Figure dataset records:
========================================================================
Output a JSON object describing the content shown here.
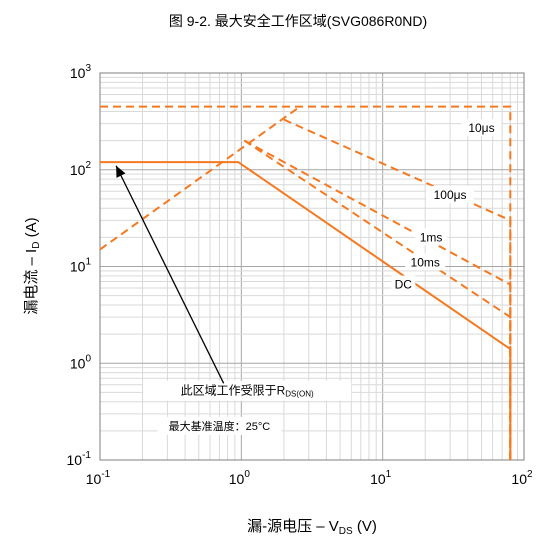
{
  "chart_data": {
    "type": "line",
    "title": "图 9-2. 最大安全工作区域(SVG086R0ND)",
    "xlabel": {
      "main": "漏-源电压 – V",
      "sub": "DS",
      "unit": " (V)"
    },
    "ylabel": {
      "main": "漏电流 – I",
      "sub": "D",
      "unit": " (A)"
    },
    "x_scale": "log",
    "y_scale": "log",
    "xlim": [
      0.1,
      100
    ],
    "ylim": [
      0.1,
      1000
    ],
    "x_ticks": [
      {
        "value": 0.1,
        "base": "10",
        "exp": "-1"
      },
      {
        "value": 1,
        "base": "10",
        "exp": "0"
      },
      {
        "value": 10,
        "base": "10",
        "exp": "1"
      },
      {
        "value": 100,
        "base": "10",
        "exp": "2"
      }
    ],
    "y_ticks": [
      {
        "value": 0.1,
        "base": "10",
        "exp": "-1"
      },
      {
        "value": 1,
        "base": "10",
        "exp": "0"
      },
      {
        "value": 10,
        "base": "10",
        "exp": "1"
      },
      {
        "value": 100,
        "base": "10",
        "exp": "2"
      },
      {
        "value": 1000,
        "base": "10",
        "exp": "3"
      }
    ],
    "grid": true,
    "color": "#f47920",
    "series": [
      {
        "name": "DC",
        "dashed": false,
        "x": [
          0.1,
          0.95,
          80,
          80
        ],
        "y": [
          120,
          120,
          1.4,
          0.1
        ]
      },
      {
        "name": "10ms",
        "dashed": true,
        "x": [
          1.05,
          80,
          80
        ],
        "y": [
          200,
          3.0,
          0.1
        ]
      },
      {
        "name": "1ms",
        "dashed": true,
        "x": [
          1.05,
          80,
          80
        ],
        "y": [
          200,
          6.5,
          0.1
        ]
      },
      {
        "name": "100μs",
        "dashed": true,
        "x": [
          2.0,
          80,
          80
        ],
        "y": [
          330,
          30,
          0.1
        ]
      },
      {
        "name": "10μs",
        "dashed": true,
        "x": [
          0.1,
          2.6,
          80,
          80
        ],
        "y": [
          450,
          450,
          450,
          0.1
        ]
      },
      {
        "name": "",
        "dashed": true,
        "x": [
          0.1,
          2.6
        ],
        "y": [
          15,
          450
        ]
      }
    ],
    "series_labels": [
      {
        "text": "10μs",
        "x": 50,
        "y": 270
      },
      {
        "text": "100μs",
        "x": 30,
        "y": 55
      },
      {
        "text": "1ms",
        "x": 22,
        "y": 20
      },
      {
        "text": "10ms",
        "x": 20,
        "y": 11
      },
      {
        "text": "DC",
        "x": 14,
        "y": 6.5
      }
    ],
    "annotations": {
      "rds_on": {
        "main": "此区域工作受限于R",
        "sub": "DS(ON)",
        "x": 1.1,
        "y": 0.52
      },
      "temp_note": {
        "text": "最大基准温度：25°C",
        "x": 0.7,
        "y": 0.22
      }
    },
    "arrow": {
      "from": [
        0.75,
        0.62
      ],
      "to": [
        0.13,
        110
      ]
    }
  }
}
========================================================================
**What to produce**
Print the whole listing above once more, word for word, without its pictures.

**Complete answer**
Output a JSON object describing the content shown here.
{
  "chart_data": {
    "type": "line",
    "title": "图 9-2. 最大安全工作区域(SVG086R0ND)",
    "xlabel": {
      "main": "漏-源电压 – V",
      "sub": "DS",
      "unit": " (V)"
    },
    "ylabel": {
      "main": "漏电流 – I",
      "sub": "D",
      "unit": " (A)"
    },
    "x_scale": "log",
    "y_scale": "log",
    "xlim": [
      0.1,
      100
    ],
    "ylim": [
      0.1,
      1000
    ],
    "x_ticks": [
      {
        "value": 0.1,
        "base": "10",
        "exp": "-1"
      },
      {
        "value": 1,
        "base": "10",
        "exp": "0"
      },
      {
        "value": 10,
        "base": "10",
        "exp": "1"
      },
      {
        "value": 100,
        "base": "10",
        "exp": "2"
      }
    ],
    "y_ticks": [
      {
        "value": 0.1,
        "base": "10",
        "exp": "-1"
      },
      {
        "value": 1,
        "base": "10",
        "exp": "0"
      },
      {
        "value": 10,
        "base": "10",
        "exp": "1"
      },
      {
        "value": 100,
        "base": "10",
        "exp": "2"
      },
      {
        "value": 1000,
        "base": "10",
        "exp": "3"
      }
    ],
    "grid": true,
    "color": "#f47920",
    "series": [
      {
        "name": "DC",
        "dashed": false,
        "x": [
          0.1,
          0.95,
          80,
          80
        ],
        "y": [
          120,
          120,
          1.4,
          0.1
        ]
      },
      {
        "name": "10ms",
        "dashed": true,
        "x": [
          1.05,
          80,
          80
        ],
        "y": [
          200,
          3.0,
          0.1
        ]
      },
      {
        "name": "1ms",
        "dashed": true,
        "x": [
          1.05,
          80,
          80
        ],
        "y": [
          200,
          6.5,
          0.1
        ]
      },
      {
        "name": "100μs",
        "dashed": true,
        "x": [
          2.0,
          80,
          80
        ],
        "y": [
          330,
          30,
          0.1
        ]
      },
      {
        "name": "10μs",
        "dashed": true,
        "x": [
          0.1,
          2.6,
          80,
          80
        ],
        "y": [
          450,
          450,
          450,
          0.1
        ]
      },
      {
        "name": "",
        "dashed": true,
        "x": [
          0.1,
          2.6
        ],
        "y": [
          15,
          450
        ]
      }
    ],
    "series_labels": [
      {
        "text": "10μs",
        "x": 50,
        "y": 270
      },
      {
        "text": "100μs",
        "x": 30,
        "y": 55
      },
      {
        "text": "1ms",
        "x": 22,
        "y": 20
      },
      {
        "text": "10ms",
        "x": 20,
        "y": 11
      },
      {
        "text": "DC",
        "x": 14,
        "y": 6.5
      }
    ],
    "annotations": {
      "rds_on": {
        "main": "此区域工作受限于R",
        "sub": "DS(ON)",
        "x": 1.1,
        "y": 0.52
      },
      "temp_note": {
        "text": "最大基准温度：25°C",
        "x": 0.7,
        "y": 0.22
      }
    },
    "arrow": {
      "from": [
        0.75,
        0.62
      ],
      "to": [
        0.13,
        110
      ]
    }
  }
}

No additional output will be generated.